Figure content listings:
=-=-=

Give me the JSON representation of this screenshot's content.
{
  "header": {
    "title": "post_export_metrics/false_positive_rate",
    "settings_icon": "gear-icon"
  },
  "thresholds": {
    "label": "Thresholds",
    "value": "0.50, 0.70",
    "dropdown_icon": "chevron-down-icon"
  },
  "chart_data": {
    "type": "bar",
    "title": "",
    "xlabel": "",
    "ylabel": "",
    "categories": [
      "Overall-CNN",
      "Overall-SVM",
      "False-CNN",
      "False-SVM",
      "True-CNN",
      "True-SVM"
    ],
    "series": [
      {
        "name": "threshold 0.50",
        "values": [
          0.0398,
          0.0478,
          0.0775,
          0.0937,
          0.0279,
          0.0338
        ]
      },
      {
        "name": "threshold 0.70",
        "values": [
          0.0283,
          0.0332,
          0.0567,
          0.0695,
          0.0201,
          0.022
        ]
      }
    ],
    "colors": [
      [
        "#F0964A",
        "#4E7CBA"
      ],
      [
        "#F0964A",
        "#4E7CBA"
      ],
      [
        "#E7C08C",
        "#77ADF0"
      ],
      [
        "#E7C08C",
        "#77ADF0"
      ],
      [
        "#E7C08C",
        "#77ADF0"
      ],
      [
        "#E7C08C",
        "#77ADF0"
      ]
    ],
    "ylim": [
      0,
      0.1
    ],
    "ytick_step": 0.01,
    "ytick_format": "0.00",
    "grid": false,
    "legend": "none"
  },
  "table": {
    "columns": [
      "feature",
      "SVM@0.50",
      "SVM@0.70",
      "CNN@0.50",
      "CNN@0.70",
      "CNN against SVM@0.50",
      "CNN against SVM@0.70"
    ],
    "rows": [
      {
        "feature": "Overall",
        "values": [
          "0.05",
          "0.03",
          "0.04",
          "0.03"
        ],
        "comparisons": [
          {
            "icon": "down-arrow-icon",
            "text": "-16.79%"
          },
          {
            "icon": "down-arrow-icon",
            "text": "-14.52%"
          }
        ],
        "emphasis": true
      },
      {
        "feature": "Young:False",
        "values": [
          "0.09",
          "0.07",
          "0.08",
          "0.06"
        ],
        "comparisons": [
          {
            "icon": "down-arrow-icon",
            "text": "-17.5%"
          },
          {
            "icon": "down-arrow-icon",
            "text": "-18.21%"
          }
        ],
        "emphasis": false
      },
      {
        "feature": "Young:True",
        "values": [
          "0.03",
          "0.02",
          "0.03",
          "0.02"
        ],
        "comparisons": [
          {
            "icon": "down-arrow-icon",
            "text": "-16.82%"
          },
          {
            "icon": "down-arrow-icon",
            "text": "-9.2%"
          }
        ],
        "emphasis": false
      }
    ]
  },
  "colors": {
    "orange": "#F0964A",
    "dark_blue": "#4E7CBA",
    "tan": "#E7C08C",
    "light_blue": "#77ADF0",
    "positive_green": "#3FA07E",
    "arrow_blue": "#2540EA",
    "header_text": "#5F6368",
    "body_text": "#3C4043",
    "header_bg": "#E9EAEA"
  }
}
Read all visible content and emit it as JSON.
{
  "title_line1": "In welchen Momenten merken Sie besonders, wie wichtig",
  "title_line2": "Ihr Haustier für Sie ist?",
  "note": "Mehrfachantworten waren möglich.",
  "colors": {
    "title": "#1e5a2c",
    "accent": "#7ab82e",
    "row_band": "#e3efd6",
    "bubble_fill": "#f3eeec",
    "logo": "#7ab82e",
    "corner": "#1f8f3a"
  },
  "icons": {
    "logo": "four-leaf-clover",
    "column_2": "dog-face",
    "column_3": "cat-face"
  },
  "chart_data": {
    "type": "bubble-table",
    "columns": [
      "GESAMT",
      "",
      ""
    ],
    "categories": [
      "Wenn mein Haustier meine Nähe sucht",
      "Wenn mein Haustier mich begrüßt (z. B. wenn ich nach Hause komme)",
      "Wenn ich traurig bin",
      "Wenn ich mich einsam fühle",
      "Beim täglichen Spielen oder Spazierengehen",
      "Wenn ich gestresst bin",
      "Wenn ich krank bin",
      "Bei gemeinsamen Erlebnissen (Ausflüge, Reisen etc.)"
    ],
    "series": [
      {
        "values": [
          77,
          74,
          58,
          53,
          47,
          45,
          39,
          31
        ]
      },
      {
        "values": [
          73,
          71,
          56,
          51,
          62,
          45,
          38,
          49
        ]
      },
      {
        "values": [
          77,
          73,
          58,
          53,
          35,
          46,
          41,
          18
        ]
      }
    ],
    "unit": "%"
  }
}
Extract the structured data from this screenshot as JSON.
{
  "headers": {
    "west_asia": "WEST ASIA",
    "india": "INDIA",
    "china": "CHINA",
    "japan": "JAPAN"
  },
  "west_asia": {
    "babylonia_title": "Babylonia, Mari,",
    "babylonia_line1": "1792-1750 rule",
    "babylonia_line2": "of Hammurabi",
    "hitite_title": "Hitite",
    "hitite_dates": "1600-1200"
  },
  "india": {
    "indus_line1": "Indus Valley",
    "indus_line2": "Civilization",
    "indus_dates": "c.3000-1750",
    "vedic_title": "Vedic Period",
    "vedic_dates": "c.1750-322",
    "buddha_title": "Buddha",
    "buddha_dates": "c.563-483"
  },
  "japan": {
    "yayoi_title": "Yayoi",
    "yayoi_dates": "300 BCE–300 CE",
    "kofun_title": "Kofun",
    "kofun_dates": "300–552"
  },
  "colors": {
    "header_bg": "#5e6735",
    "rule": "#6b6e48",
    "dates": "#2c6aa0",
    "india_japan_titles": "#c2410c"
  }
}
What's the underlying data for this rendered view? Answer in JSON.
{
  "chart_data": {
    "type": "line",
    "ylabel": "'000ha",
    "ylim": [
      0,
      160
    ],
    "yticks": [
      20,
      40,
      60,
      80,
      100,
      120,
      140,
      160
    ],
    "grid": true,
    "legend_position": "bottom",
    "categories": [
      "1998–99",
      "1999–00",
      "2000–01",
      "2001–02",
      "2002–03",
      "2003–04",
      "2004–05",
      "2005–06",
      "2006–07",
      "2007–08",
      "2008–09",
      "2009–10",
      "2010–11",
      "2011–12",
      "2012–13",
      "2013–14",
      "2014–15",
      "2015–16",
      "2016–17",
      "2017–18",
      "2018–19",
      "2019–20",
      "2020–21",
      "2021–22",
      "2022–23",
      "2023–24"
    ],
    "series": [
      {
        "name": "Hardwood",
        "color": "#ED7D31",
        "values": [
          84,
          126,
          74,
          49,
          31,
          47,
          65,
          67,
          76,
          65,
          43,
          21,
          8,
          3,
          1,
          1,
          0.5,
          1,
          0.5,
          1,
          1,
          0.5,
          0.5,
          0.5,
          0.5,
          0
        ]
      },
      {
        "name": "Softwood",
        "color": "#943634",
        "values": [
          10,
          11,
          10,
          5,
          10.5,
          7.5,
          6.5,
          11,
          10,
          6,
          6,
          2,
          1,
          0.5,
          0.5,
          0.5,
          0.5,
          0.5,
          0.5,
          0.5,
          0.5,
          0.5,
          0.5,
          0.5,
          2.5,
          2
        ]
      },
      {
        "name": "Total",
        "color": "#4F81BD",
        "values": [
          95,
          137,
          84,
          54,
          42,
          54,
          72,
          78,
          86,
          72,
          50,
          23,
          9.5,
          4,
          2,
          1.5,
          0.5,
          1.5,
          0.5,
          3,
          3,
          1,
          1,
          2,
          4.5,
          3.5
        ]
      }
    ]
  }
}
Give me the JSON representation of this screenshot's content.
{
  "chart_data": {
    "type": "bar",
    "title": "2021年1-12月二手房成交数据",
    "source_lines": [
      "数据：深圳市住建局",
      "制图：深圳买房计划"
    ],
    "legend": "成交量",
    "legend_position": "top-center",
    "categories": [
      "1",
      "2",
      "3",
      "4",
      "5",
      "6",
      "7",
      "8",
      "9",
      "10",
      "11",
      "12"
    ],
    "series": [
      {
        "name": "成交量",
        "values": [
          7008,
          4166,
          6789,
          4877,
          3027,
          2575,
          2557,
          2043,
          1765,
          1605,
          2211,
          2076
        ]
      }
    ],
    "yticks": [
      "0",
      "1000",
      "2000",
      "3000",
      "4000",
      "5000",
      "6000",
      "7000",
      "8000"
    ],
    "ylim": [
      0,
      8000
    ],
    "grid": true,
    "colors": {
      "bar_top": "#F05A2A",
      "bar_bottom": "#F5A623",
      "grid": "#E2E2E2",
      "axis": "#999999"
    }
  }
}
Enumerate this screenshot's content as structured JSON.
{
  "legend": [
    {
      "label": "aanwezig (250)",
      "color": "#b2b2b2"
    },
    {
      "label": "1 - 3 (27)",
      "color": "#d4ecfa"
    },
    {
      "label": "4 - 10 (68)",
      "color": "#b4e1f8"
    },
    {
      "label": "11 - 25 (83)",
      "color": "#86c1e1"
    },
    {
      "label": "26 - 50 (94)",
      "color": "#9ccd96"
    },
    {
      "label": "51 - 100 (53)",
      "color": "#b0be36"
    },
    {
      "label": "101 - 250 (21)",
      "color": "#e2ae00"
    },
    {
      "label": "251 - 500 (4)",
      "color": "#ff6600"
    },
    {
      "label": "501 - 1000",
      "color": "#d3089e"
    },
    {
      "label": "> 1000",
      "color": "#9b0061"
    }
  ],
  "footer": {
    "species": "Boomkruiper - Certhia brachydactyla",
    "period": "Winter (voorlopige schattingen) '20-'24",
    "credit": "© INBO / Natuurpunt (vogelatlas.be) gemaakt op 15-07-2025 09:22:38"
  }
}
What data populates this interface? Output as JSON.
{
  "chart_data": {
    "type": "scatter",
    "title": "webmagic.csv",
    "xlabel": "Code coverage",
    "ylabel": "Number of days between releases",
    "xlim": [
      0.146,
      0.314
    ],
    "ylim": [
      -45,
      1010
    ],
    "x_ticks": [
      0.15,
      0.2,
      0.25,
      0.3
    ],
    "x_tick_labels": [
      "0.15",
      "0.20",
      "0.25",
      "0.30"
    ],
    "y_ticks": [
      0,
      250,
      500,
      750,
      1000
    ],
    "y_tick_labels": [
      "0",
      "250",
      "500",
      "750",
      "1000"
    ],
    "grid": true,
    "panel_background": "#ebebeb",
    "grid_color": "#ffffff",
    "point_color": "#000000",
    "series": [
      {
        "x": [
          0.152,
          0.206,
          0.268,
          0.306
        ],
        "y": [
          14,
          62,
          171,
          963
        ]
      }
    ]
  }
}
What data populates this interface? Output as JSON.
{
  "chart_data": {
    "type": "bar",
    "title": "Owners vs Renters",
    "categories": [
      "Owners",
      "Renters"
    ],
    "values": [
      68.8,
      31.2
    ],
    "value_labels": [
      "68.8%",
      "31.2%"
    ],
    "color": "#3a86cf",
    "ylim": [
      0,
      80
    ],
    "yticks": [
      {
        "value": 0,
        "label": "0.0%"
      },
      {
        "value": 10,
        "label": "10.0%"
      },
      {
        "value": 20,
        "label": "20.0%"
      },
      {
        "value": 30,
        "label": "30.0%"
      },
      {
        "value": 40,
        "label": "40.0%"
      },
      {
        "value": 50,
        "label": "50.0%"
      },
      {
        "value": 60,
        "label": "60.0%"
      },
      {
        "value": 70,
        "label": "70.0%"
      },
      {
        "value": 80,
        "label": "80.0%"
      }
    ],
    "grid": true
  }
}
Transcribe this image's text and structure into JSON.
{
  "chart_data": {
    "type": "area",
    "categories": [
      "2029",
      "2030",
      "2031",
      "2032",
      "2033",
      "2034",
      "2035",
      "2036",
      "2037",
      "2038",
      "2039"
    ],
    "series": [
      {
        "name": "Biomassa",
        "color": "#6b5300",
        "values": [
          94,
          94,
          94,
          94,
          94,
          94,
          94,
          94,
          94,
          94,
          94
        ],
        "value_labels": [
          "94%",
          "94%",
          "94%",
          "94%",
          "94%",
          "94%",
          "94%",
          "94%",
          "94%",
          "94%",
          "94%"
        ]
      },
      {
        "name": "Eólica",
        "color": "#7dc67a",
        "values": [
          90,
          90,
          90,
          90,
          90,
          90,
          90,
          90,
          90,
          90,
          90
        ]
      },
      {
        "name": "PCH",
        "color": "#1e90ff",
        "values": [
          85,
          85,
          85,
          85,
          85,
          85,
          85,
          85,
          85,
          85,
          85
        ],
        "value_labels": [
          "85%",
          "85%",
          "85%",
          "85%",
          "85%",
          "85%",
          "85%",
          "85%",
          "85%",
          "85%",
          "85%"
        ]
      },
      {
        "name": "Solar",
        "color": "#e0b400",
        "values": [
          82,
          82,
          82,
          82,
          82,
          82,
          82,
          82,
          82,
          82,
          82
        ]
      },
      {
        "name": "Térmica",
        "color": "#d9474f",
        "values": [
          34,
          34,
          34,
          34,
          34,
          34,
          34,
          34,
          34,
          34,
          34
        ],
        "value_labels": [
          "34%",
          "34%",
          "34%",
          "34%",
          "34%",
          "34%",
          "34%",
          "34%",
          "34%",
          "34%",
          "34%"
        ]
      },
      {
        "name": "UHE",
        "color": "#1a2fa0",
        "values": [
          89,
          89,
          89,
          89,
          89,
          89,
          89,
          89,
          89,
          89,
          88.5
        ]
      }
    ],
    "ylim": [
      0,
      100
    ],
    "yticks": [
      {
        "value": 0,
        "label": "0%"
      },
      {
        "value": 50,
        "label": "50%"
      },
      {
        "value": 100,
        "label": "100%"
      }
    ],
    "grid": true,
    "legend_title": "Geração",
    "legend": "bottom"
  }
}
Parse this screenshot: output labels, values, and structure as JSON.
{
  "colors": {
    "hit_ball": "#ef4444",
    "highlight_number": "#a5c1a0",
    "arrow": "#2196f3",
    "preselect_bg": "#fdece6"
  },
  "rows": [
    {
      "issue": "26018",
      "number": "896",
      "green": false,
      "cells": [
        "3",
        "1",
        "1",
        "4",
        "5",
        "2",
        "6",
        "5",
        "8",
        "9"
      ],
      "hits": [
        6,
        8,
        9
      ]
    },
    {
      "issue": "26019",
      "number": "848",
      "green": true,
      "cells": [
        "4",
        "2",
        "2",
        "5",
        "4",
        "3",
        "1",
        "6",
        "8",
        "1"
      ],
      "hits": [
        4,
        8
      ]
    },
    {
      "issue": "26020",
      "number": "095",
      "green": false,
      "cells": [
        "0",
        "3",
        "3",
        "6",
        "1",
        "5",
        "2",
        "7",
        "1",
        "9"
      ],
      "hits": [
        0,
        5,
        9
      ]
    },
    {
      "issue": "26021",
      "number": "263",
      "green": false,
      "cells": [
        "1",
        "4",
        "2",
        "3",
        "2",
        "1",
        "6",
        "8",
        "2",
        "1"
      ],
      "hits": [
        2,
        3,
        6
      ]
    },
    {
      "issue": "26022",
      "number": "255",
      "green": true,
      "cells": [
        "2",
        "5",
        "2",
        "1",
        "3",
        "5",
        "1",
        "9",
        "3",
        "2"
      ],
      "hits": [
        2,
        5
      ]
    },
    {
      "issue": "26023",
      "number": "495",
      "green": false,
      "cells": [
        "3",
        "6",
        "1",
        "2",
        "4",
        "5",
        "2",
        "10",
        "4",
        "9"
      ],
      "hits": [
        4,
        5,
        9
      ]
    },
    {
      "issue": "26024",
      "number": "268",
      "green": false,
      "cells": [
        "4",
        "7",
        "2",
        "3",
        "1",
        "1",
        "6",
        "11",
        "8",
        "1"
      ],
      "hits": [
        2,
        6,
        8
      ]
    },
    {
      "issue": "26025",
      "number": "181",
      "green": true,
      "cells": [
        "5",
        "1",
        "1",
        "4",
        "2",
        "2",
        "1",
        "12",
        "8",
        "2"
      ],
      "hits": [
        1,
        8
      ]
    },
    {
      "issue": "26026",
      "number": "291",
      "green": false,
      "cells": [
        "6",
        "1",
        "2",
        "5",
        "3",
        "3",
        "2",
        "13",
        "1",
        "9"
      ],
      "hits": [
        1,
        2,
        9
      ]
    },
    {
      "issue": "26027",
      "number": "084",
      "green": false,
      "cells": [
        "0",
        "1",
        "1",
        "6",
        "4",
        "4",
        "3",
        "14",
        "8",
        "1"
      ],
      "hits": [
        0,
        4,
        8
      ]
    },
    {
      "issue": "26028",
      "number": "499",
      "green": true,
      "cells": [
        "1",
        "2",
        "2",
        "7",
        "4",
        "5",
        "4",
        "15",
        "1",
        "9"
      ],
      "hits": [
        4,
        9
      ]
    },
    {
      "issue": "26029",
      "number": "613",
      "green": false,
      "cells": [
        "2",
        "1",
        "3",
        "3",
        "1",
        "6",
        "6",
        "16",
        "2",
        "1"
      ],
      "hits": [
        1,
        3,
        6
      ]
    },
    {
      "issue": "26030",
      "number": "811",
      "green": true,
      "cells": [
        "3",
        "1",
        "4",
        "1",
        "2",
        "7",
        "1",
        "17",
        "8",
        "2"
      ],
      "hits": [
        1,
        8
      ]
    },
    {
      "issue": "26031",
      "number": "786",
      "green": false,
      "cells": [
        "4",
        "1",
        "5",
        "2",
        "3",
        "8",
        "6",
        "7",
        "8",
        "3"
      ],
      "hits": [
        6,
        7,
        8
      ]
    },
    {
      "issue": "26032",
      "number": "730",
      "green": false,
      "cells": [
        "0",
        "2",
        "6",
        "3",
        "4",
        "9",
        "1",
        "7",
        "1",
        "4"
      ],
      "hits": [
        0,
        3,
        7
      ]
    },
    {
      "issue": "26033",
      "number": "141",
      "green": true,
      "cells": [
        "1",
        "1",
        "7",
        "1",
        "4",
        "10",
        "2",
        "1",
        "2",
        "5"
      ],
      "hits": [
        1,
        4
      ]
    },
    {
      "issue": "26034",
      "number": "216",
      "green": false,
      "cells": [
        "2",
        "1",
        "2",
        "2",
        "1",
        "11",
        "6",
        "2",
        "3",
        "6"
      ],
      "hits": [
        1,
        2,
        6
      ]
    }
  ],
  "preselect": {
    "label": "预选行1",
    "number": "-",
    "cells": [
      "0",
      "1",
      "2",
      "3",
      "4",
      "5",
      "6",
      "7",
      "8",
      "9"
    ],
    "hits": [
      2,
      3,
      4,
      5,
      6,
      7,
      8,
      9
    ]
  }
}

=-=-=

- [What the task requires]: Copy all lines of the material above where the string "structured" occurs.

- [Exercise response]:
Extract the structured data from this screenshot as JSON.
Enumerate this screenshot's content as structured JSON.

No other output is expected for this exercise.